** START OF Text section **
# Triple intergrals exer

1. Sep 13, 2004

### ori

how can i calculate this integral value :
SSSdxdydz/(x^2+y^2+z^2)
at the area: x^2+y^2+(z-1)^2<=1

thats what i tried - i got double integral that i dont know how to solve
i tried to use the ball cordinations
x=rcos(t)sin(p)
y=rsin(t)sin(p)
z=rcos(p)+1
j=rsin^2(p)
0<=r<=1
0<=t<2pi
0<=p<=pi

i get:

SSS drdtdp/[r^2cos^2(t)sin^2(p)+r^2sin^2(t)sin^2(p)+(rcos(p)+1)^2]
0<=r<=1
0<=t<2pi
0<=p<=pi

SSS drdtdp/[r^2sin^2(p)+r^2cos^2(p)+2rcos(p)+1]

2pi * SS drdp/[r^2+2rcos(p)+1]

what's next?

10x

2. Sep 13, 2004

### Feynman

You have an error :
the spherical coordinate is:
x=rcos(t)sin(p)
y=rsin(t)sin(p)
z=rcos(p)
only!!!!!!!

3. Sep 13, 2004

### ori

my transformation deals with the area that the integral works on
urs deals with the integrand , both ways i dont know how to solve the integral
that we get
** END OF Text section **
- _Directive 1_
Answer these from the triple integral thread:
(a) What region does the integral cover, according to the first post?
(b) In the first post's substitution, what is z set equal to?
(c) What expression for z does Feynman give for the spherical coordinates?
- _Directive 2_
Copy the rows of the first block verbatim, beginning with the row containing "segment this screenshot: for" and continuing through the row containing "generator-status-indicator bbox=[73, 520, 83, 530]".
** START OF Record set **
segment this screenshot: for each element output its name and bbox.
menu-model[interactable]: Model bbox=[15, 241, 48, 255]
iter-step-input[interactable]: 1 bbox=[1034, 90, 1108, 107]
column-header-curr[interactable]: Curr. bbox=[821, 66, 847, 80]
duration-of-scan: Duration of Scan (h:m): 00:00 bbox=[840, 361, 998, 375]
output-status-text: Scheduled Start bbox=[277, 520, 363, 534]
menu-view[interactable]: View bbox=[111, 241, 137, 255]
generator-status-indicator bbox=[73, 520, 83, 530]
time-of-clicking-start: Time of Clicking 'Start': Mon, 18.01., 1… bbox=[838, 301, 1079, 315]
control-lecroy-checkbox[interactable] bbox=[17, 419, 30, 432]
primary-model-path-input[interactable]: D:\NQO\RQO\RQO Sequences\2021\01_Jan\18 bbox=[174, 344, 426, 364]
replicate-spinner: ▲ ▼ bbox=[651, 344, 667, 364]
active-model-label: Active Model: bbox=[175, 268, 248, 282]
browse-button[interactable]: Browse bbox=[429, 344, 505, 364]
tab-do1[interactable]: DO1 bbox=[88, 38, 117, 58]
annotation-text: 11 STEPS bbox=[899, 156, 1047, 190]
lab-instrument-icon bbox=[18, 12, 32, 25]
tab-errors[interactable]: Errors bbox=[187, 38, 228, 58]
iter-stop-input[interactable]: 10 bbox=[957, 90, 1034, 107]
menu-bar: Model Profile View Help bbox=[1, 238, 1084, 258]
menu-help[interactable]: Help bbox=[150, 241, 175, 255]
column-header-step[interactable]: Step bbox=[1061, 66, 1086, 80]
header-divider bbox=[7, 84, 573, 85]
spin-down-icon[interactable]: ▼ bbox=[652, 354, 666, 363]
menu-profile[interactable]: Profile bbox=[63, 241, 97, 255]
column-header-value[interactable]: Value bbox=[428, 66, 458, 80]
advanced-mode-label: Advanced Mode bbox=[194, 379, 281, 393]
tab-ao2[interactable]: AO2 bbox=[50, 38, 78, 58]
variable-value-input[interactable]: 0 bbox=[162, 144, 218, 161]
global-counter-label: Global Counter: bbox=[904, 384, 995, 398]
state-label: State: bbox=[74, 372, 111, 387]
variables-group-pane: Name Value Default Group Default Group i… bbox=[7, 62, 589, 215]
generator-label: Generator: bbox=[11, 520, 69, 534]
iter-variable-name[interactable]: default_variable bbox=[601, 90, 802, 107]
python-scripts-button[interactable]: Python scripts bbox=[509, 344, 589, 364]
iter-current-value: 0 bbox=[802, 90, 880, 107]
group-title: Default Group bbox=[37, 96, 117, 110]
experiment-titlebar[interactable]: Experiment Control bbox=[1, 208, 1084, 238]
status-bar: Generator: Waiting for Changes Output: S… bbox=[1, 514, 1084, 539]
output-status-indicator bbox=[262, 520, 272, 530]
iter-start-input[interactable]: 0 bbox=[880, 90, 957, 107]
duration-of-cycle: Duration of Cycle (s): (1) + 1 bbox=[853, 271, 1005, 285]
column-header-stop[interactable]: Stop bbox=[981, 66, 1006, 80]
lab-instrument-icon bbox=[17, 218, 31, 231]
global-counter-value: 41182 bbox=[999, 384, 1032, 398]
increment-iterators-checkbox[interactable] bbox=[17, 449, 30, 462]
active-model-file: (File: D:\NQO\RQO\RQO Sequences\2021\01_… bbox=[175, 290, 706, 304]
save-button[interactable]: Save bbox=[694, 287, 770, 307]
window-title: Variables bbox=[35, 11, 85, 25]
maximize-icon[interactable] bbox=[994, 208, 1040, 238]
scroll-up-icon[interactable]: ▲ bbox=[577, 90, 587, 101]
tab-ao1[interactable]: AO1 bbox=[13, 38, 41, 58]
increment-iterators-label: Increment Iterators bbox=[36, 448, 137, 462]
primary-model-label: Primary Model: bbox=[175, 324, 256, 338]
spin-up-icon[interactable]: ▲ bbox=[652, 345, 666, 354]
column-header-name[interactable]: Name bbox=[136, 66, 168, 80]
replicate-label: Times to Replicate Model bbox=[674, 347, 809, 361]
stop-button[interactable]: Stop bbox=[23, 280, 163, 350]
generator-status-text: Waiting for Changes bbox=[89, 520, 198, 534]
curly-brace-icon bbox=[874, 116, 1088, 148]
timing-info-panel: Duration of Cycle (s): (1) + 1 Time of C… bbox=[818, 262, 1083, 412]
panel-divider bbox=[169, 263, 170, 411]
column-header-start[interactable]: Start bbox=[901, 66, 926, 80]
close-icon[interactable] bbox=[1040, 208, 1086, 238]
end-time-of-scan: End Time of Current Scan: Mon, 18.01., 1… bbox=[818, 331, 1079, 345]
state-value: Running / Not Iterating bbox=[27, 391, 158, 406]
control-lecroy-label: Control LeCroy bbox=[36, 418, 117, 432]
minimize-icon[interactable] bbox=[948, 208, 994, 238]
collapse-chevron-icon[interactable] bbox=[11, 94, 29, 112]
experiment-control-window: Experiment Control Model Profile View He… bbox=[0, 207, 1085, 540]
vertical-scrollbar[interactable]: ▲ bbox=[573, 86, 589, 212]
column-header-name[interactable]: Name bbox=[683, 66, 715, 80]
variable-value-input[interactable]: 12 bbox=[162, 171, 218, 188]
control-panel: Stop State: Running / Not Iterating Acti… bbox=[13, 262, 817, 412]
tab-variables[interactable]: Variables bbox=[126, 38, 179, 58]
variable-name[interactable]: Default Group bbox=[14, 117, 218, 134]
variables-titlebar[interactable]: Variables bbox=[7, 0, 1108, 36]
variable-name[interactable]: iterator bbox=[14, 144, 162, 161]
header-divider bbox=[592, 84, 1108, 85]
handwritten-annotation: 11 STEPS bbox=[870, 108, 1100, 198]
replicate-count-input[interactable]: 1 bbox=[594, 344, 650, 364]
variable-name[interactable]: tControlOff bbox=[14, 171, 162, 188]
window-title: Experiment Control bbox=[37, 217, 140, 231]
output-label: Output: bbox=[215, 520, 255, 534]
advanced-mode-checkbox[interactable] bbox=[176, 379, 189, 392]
** END OF Record set **
** START OF Record set **
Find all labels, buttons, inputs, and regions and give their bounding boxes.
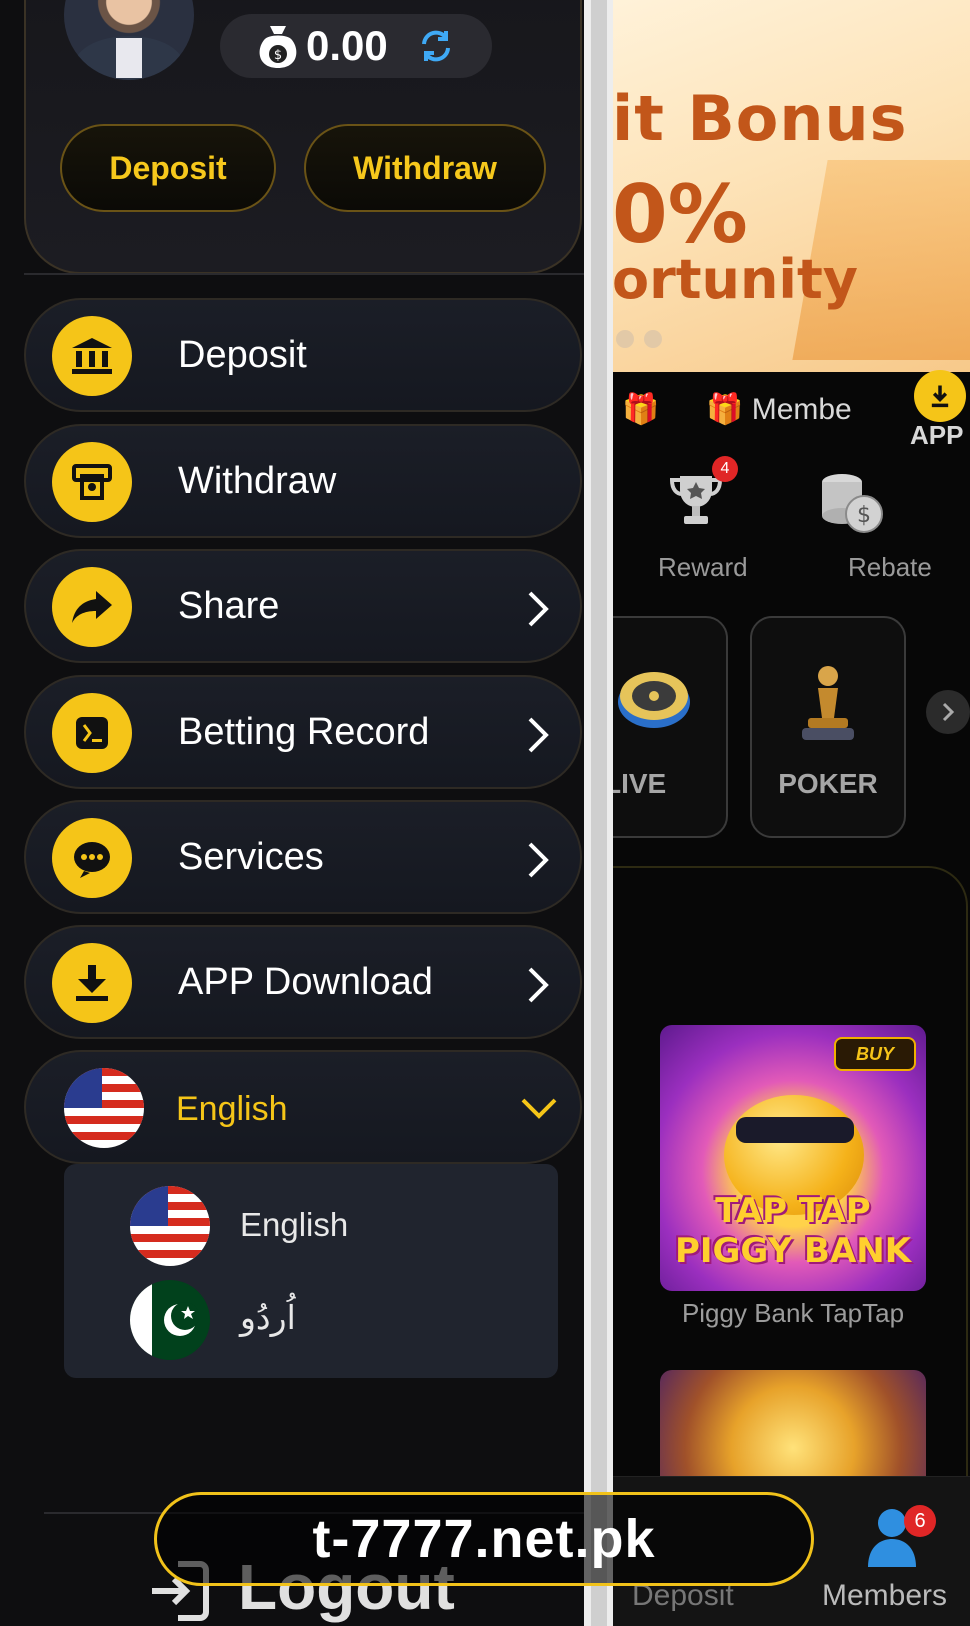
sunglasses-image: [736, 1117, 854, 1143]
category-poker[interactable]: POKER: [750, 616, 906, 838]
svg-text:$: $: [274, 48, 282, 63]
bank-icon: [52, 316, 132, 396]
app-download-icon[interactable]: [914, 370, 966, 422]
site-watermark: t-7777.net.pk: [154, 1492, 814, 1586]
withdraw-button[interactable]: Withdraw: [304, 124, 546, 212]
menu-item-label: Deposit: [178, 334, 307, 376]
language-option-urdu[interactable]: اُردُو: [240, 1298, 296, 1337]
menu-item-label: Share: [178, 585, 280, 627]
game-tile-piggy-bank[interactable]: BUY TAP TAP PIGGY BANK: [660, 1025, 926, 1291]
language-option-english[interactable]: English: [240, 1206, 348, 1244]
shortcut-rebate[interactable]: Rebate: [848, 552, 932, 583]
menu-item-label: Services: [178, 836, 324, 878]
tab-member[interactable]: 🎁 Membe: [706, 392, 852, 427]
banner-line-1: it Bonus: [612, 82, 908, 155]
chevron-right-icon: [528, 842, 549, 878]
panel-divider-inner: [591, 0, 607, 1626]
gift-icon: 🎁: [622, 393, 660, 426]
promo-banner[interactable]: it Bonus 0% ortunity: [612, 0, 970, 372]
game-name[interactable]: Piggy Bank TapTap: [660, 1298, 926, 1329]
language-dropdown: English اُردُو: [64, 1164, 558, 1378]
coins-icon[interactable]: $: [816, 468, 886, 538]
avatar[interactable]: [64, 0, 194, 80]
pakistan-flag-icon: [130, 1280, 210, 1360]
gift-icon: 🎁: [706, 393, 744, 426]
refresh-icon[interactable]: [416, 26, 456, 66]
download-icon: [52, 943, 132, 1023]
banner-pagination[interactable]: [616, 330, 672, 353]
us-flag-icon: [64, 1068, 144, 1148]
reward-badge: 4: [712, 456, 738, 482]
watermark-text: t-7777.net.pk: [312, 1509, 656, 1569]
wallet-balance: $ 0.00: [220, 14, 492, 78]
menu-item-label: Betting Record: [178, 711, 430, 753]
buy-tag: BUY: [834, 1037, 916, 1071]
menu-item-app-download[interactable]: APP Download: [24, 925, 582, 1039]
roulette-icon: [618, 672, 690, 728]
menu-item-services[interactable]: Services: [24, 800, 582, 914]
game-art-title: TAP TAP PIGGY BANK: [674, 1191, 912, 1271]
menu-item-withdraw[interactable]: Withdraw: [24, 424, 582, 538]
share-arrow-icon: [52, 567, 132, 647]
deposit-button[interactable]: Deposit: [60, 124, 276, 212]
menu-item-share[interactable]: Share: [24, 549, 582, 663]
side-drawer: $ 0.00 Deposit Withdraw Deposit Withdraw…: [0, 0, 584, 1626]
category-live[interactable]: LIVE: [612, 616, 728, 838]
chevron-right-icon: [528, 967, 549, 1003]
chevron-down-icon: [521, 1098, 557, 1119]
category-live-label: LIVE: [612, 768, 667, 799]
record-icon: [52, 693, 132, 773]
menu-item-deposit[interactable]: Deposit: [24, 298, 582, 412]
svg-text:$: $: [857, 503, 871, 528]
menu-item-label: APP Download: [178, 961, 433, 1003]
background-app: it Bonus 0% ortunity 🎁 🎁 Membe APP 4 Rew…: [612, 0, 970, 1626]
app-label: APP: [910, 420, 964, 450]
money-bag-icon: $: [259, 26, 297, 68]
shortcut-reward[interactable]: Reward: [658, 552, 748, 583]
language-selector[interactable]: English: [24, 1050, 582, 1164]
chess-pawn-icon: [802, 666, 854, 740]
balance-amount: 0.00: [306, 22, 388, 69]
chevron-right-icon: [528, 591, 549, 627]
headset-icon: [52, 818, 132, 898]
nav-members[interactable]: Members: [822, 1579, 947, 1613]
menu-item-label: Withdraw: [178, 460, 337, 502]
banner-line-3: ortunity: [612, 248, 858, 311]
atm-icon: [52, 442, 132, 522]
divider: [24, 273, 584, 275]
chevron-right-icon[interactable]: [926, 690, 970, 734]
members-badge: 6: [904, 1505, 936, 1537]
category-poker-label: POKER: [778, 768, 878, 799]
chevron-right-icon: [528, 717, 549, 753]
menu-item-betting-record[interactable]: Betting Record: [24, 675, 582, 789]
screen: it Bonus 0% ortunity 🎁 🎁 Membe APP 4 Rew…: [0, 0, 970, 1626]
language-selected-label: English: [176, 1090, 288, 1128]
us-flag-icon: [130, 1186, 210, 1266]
** END OF Record set **
** START OF Record set **
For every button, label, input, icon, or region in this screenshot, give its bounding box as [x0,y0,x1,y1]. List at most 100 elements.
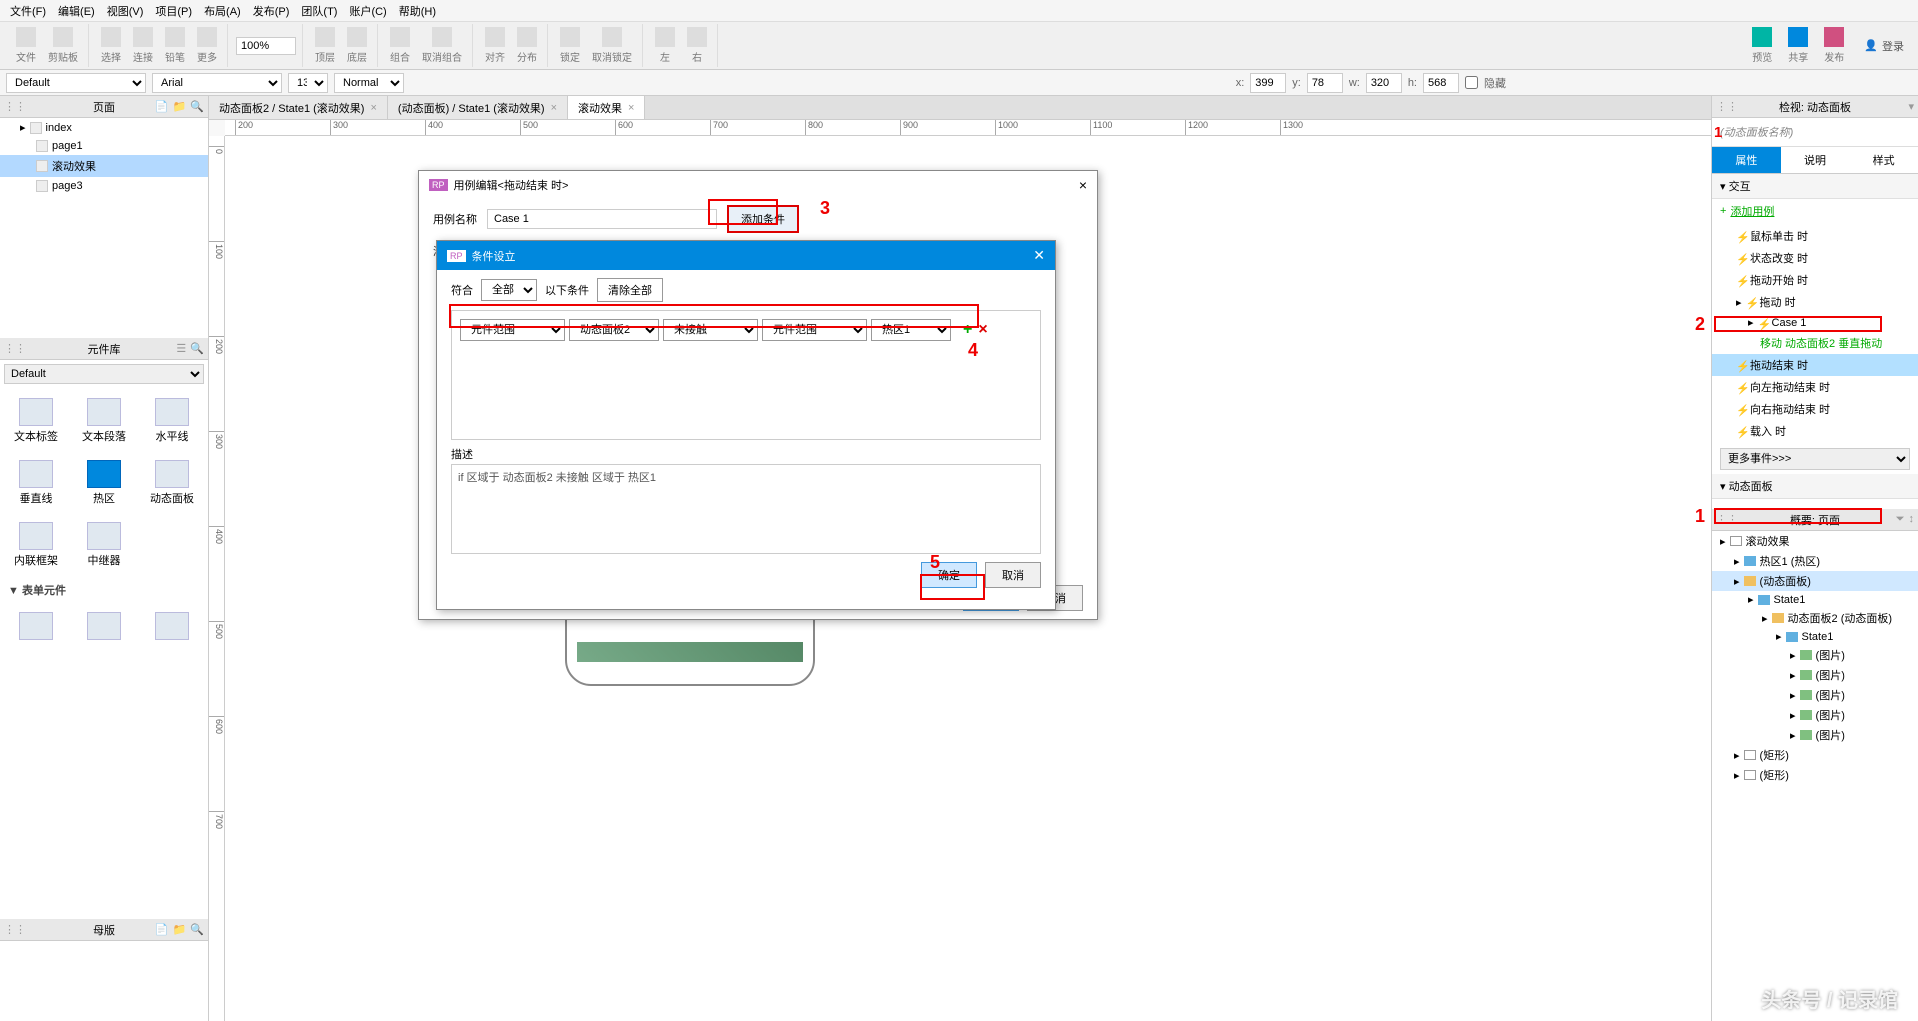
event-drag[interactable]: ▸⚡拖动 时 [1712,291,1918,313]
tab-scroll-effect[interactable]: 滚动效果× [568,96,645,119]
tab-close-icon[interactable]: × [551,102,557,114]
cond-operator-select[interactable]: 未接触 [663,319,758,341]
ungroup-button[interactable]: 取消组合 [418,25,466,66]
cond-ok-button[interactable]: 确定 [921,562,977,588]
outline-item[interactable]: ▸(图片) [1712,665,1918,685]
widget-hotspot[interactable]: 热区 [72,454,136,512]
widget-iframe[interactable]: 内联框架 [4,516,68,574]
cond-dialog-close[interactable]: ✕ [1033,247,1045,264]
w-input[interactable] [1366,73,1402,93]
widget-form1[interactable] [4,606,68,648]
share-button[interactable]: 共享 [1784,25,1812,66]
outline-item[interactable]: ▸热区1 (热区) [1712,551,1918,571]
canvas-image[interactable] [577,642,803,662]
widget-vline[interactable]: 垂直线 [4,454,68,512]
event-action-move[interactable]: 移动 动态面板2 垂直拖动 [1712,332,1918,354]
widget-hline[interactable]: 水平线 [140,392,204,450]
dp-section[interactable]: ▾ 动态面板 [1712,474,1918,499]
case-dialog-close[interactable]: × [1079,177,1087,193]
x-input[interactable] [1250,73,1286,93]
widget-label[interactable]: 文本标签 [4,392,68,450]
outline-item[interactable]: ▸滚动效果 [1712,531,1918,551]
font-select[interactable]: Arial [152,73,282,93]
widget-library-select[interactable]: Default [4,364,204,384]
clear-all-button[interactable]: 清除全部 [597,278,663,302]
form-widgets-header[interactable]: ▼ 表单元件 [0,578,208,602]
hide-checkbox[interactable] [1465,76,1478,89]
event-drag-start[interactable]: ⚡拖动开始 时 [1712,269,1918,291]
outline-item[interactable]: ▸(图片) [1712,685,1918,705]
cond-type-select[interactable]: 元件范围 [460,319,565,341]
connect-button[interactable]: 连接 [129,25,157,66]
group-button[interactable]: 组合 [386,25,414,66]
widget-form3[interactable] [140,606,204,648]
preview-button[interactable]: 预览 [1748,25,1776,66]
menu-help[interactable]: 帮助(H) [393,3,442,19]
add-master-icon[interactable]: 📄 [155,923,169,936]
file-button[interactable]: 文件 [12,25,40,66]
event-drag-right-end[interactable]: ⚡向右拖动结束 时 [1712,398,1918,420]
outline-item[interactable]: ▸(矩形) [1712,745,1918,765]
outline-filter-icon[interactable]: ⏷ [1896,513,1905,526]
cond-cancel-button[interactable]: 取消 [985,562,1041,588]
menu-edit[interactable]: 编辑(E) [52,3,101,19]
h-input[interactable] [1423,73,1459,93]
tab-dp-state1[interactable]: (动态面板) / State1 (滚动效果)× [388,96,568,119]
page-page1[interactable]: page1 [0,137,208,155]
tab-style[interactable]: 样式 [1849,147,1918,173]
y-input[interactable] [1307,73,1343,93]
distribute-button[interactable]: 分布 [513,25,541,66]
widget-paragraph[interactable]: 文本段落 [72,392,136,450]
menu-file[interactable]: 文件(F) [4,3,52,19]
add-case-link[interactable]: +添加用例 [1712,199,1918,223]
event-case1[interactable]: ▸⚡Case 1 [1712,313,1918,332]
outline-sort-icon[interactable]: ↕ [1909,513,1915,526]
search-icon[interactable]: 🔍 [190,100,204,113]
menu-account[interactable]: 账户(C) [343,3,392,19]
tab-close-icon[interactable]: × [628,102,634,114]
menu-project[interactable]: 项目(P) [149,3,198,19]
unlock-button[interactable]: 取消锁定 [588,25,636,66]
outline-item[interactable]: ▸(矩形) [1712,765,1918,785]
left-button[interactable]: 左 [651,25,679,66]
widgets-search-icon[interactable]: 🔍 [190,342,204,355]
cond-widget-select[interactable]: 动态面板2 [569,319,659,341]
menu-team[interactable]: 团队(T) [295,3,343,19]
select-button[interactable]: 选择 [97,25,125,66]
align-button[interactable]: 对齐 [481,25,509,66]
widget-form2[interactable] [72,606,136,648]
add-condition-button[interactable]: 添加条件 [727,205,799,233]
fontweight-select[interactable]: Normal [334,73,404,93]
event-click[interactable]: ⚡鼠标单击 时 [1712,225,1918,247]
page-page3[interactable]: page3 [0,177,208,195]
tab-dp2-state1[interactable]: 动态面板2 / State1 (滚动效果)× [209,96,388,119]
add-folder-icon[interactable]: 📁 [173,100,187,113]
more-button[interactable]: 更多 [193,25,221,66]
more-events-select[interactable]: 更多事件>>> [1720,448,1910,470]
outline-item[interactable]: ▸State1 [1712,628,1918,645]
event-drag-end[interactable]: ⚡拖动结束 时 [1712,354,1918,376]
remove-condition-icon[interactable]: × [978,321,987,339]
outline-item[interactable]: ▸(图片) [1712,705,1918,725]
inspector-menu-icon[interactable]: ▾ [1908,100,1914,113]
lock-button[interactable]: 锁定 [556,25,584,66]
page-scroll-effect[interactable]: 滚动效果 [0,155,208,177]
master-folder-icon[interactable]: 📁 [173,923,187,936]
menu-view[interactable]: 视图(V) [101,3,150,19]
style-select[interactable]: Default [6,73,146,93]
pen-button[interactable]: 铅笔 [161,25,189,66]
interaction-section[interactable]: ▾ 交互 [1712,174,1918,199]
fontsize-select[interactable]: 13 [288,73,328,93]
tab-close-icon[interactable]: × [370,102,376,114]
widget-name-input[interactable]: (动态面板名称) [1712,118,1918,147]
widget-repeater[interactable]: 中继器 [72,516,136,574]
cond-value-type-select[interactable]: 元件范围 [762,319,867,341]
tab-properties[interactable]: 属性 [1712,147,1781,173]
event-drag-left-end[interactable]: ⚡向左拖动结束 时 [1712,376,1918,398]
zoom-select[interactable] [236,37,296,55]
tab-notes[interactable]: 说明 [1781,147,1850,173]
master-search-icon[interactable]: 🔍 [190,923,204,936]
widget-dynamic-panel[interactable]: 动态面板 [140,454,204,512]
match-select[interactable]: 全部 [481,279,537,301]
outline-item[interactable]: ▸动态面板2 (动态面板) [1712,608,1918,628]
** END OF Record set **
- _Answer 1_
(a) x^2+y^2+(z-1)^2<=1
(b) z=rcos(p)+1
(c) z=rcos(p)

- _Answer 2_
segment this screenshot: for each element output its name and bbox.
menu-model[interactable]: Model bbox=[15, 241, 48, 255]
iter-step-input[interactable]: 1 bbox=[1034, 90, 1108, 107]
column-header-curr[interactable]: Curr. bbox=[821, 66, 847, 80]
duration-of-scan: Duration of Scan (h:m): 00:00 bbox=[840, 361, 998, 375]
output-status-text: Scheduled Start bbox=[277, 520, 363, 534]
menu-view[interactable]: View bbox=[111, 241, 137, 255]
generator-status-indicator bbox=[73, 520, 83, 530]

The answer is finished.